JOB ▸ Your task is to locate every line holding the string "theo" and to copy each of them.
** start of SOURCE MATERIAL **
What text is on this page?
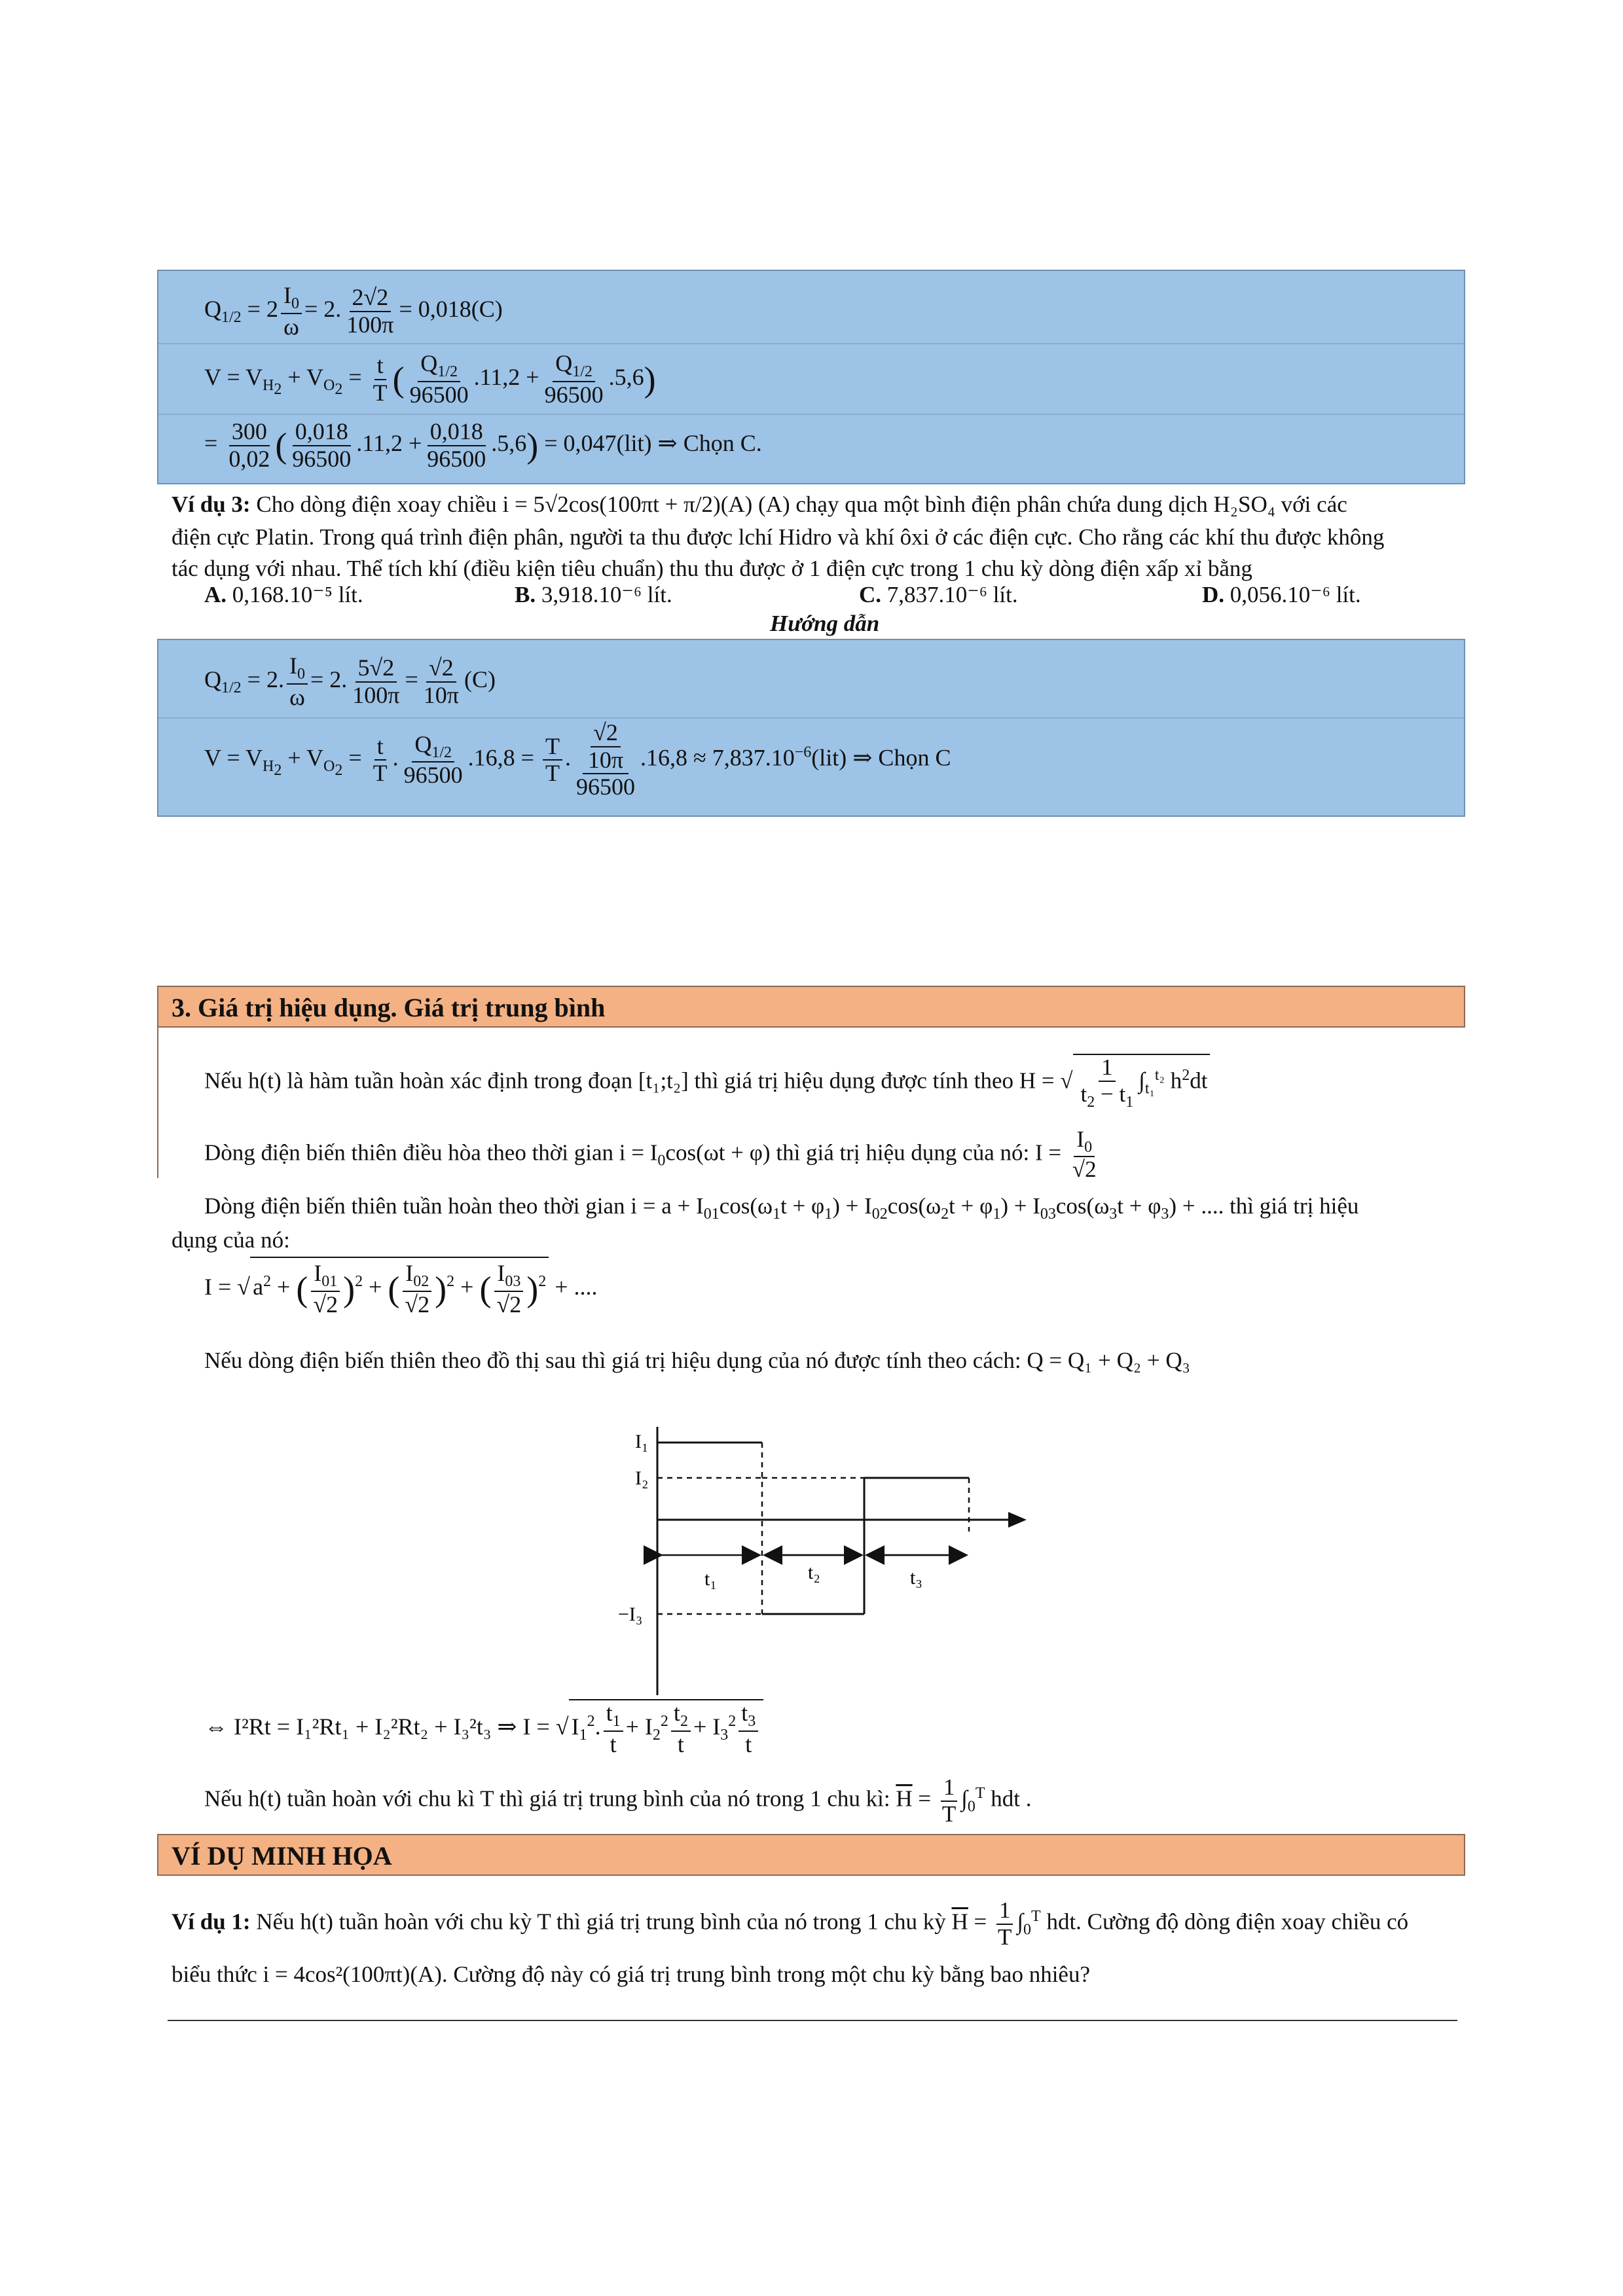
$Q_{1/2} = 2 \frac{I_0}{\omega} = 2$. $\frac{2√2}{100\pi} = 0,018(C)$
$V = V_{H_2} + V_{O_2} = \frac{t}{T}$ ( $\frac{Q_{1/2}}{96500} .11,2 + \frac{Q_{1/2}}{96500} .5,6$)
= $\frac{300}{0,02}$ ( $\frac{0,018}{96500} .11,2 + \frac{0,018}{96500} .5,6) = 0,047(lit)$ ⇒ Chọn C.
Ví dụ 3: Cho dòng điện xoay chiều i = 5√2cos(100πt + π/2)(A) (A) chạy qua một bình điện phân chứa dung dịch H₂SO₄ với các
điện cực Platin. Trong quá trình điện phân, người ta thu được lchí Hidro và khí ôxi ở các điện cực. Cho rằng các khí thu được không
tác dụng với nhau. Thể tích khí (điều kiện tiêu chuẩn) thu thu được ở 1 điện cực trong 1 chu kỳ dòng điện xấp xỉ bằng
A. 0,168.10⁻⁵ lít.	B. 3,918.10⁻⁶ lít.	C. 7,837.10⁻⁶ lít.	D. 0,056.10⁻⁶ lít.
Hướng dẫn
$Q_{1/2} = 2$. $\frac{I_0}{\omega} = 2$. $\frac{5√2}{100\pi} = \frac{√2}{10\pi} (C)$
$V = V_{H_2} + V_{O_2} = \frac{t}{T}$ . $\frac{Q_{1/2}}{96500} .16,8 = \frac{T}{T}$ . $\frac{\frac{√2}{10\pi}}{96500} .16,8 \approx 7,837.10^{-6}(lit)$ ⇒ Chọn C
3. Giá trị hiệu dụng. Giá trị trung bình
Nếu h(t) là hàm tuần hoàn xác định trong đoạn [t₁;t₂] thì giá trị hiệu dụng được tính theo H = √ $\frac{1}{t_2 - t_1} \int_{t_1}^{t_2}$ $h^2dt$
Dòng điện biến thiên điều hòa theo thời gian $i = I_0\cos(\omega t + \varphi)$ thì giá trị hiệu dụng của nó: $I = \frac{I_0}{√2}$
Dòng điện biến thiên tuần hoàn theo thời gian $i = a + I_{01}\cos(\omega_1t + \varphi_1) + I_{02}\cos(\omega_2t + \varphi_1) + I_{03}\cos(\omega_3t + \varphi_3)$ + .... thì giá trị hiệu
dụng của nó:
I = √ $a^2$ + ( $\frac{I_{01}}{√2} )^2$ + ( $\frac{I_{02}}{√2} )^2$ + ( $\frac{I_{03}}{√2} )^2$ + ....
Nếu dòng điện biến thiên theo đồ thị sau thì giá trị hiệu dụng của nó được tính theo cách: Q = Q₁ + Q₂ + Q₃
I₁
I₂
−I₃
t₁	t₂	t₃
⇔ I²Rt = I₁²Rt₁ + I₂²Rt₂ + I₃²t₃ ⇒ I = √ $I_1^2$. $\frac{t_1}{t} + I_2^2 \frac{t_2}{t} + I_3^2 \frac{t_3}{t}$
Nếu h(t) tuần hoàn với chu kì T thì giá trị trung bình của nó trong 1 chu kì: $\overline{H} = \frac{1}{T} \int_0^T$ hdt .
VÍ DỤ MINH HỌA
Ví dụ 1: Nếu h(t) tuần hoàn với chu kỳ T thì giá trị trung bình của nó trong 1 chu kỳ $\overline{H} = \frac{1}{T} \int_0^T$ hdt. Cường độ dòng điện xoay chiều có
biểu thức i = 4cos²(100πt)(A). Cường độ này có giá trị trung bình trong một chu kỳ bằng bao nhiêu?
** end of SOURCE MATERIAL **
SOLVED EXERCISE ▸
Nếu h(t) là hàm tuần hoàn xác định trong đoạn [t₁;t₂] thì giá trị hiệu dụng được tính theo H = √ $\frac{1}{t_2 - t_1} \int_{t_1}^{t_2}$ $h^2dt$
Dòng điện biến thiên điều hòa theo thời gian $i = I_0\cos(\omega t + \varphi)$ thì giá trị hiệu dụng của nó: $I = \frac{I_0}{√2}$
Dòng điện biến thiên tuần hoàn theo thời gian $i = a + I_{01}\cos(\omega_1t + \varphi_1) + I_{02}\cos(\omega_2t + \varphi_1) + I_{03}\cos(\omega_3t + \varphi_3)$ + .... thì giá trị hiệu
Nếu dòng điện biến thiên theo đồ thị sau thì giá trị hiệu dụng của nó được tính theo cách: Q = Q₁ + Q₂ + Q₃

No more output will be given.